_TASK BRIEF_: Where a line of the listing below includes the word "image", reproduce that line.

_RECORDS SHOWN_:
....

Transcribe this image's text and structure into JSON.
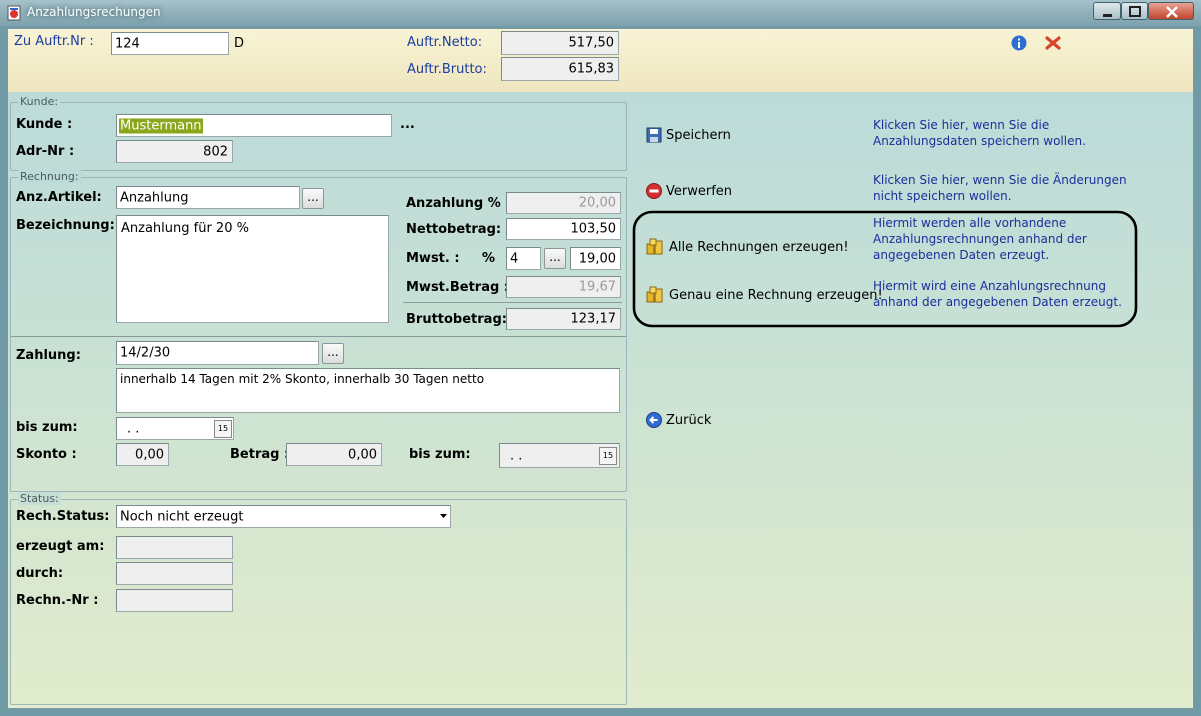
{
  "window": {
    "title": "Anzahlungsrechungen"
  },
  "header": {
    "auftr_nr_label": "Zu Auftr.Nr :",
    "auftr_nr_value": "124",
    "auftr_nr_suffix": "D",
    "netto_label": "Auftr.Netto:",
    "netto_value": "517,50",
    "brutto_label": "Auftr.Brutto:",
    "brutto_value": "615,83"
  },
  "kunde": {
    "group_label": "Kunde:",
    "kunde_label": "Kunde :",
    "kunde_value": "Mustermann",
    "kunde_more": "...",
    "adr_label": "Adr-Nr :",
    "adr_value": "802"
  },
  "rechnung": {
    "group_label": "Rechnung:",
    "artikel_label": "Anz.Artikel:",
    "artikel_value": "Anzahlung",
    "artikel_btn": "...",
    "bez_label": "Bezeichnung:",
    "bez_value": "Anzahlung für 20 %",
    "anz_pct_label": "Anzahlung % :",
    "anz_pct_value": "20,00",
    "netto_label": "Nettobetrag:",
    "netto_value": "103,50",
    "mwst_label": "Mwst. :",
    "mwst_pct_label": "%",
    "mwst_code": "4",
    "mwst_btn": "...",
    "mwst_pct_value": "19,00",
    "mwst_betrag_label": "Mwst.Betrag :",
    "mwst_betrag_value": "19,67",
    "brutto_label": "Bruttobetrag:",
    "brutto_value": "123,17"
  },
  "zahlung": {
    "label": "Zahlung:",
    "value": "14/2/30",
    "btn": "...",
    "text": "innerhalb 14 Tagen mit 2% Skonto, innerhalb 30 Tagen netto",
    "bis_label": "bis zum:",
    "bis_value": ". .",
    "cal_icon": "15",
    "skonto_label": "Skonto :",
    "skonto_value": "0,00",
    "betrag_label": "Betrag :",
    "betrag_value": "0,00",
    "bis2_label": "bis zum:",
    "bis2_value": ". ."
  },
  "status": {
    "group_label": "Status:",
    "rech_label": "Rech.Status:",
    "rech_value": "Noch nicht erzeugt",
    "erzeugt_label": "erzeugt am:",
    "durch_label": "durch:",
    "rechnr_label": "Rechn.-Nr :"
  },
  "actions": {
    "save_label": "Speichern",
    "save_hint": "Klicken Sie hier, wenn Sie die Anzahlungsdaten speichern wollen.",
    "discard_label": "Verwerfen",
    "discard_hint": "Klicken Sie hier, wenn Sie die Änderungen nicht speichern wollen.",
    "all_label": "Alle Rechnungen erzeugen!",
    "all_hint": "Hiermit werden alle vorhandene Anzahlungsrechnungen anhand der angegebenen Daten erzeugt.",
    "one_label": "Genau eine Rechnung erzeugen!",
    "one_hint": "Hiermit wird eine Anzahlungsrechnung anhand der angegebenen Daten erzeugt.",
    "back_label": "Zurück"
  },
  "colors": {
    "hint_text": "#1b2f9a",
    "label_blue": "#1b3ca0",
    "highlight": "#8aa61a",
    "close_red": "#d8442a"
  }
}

....

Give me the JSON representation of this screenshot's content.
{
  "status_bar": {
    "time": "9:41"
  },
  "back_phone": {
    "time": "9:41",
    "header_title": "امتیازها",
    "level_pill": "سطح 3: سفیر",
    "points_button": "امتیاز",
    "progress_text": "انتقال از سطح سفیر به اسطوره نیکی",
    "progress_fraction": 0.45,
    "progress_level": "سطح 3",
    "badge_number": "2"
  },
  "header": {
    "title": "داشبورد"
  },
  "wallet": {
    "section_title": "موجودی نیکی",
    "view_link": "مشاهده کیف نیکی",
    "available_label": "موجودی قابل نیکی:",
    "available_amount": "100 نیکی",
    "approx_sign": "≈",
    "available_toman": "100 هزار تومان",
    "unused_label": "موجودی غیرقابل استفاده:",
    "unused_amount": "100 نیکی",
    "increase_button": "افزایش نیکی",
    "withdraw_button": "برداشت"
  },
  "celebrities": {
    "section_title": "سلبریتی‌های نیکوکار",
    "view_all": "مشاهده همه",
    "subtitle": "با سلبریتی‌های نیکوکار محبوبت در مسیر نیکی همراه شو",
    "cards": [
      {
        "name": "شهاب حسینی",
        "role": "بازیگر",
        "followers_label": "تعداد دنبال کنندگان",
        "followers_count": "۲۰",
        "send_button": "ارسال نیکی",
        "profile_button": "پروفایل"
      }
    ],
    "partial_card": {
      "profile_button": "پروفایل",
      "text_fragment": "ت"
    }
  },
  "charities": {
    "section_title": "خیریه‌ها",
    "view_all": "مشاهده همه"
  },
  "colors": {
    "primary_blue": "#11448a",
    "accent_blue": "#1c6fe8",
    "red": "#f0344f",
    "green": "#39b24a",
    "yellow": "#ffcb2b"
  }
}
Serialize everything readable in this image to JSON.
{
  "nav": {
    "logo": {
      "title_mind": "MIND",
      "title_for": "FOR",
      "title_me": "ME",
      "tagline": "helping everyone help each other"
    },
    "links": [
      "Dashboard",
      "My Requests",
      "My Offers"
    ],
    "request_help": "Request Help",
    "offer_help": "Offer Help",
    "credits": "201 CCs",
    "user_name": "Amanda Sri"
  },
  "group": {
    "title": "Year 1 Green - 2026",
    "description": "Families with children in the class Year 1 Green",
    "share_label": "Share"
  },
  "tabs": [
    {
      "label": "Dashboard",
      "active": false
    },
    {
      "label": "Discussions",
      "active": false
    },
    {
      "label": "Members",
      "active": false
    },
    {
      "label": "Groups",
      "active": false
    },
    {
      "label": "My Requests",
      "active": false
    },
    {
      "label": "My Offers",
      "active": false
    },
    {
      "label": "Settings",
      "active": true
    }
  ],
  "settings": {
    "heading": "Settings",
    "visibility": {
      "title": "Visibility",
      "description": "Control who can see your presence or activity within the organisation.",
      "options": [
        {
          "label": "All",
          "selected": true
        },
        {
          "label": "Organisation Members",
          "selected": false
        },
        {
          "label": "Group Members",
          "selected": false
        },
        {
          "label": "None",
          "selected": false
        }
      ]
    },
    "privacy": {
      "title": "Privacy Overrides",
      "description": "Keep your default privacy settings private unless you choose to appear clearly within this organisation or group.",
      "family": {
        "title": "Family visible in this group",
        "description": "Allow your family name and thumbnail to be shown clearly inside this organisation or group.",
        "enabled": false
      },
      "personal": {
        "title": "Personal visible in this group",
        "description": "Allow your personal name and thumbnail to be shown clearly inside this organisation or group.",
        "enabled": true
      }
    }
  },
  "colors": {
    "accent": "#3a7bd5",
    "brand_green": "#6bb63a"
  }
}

....

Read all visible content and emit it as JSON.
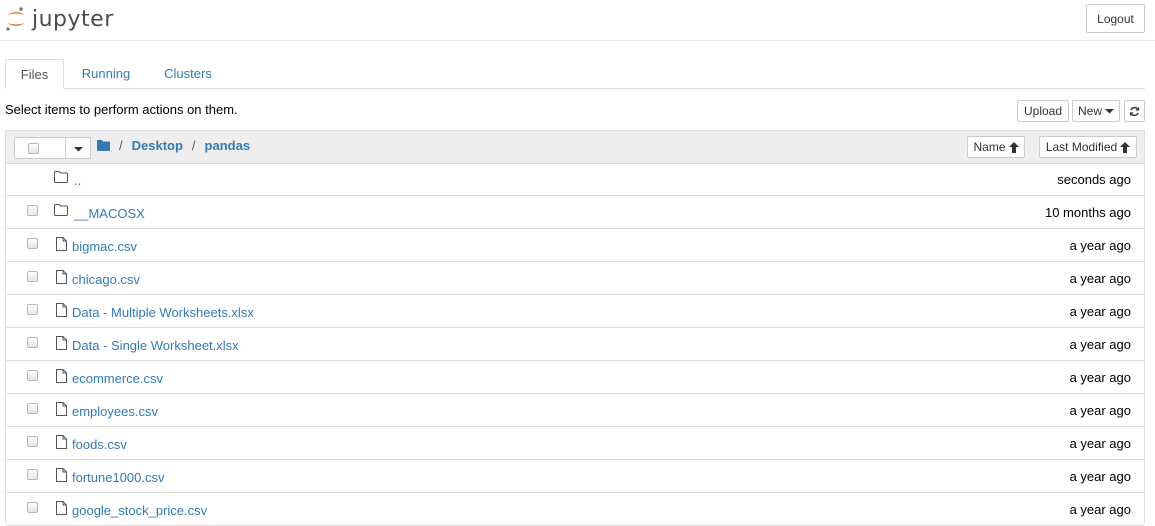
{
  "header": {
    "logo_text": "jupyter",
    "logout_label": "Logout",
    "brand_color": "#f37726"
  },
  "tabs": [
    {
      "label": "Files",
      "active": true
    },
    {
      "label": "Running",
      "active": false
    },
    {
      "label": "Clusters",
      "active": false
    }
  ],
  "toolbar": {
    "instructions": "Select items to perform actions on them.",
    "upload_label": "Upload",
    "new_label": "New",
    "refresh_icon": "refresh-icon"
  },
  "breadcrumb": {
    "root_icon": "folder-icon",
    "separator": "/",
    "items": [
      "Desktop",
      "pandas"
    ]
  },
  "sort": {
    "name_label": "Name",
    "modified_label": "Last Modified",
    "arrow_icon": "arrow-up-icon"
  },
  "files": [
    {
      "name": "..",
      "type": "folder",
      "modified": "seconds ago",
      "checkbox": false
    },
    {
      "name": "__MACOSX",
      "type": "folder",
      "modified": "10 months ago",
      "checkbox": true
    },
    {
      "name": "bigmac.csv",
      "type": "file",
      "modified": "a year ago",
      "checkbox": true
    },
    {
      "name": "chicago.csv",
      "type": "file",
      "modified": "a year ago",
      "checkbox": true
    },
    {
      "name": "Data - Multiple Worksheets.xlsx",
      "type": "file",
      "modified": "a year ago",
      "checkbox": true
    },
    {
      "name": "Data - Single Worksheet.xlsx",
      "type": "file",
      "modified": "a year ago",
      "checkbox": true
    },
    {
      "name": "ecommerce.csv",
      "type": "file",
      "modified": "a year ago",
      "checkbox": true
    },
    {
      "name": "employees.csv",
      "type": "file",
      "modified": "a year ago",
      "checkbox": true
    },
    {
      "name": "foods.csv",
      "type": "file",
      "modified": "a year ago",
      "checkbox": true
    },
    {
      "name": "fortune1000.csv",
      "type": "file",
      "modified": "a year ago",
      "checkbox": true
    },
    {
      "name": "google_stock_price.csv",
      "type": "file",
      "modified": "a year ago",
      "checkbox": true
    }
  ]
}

....

_FINISHED EXERCISE_:
Transcribe this image's text and structure into JSON.
Serialize everything readable in this image to JSON.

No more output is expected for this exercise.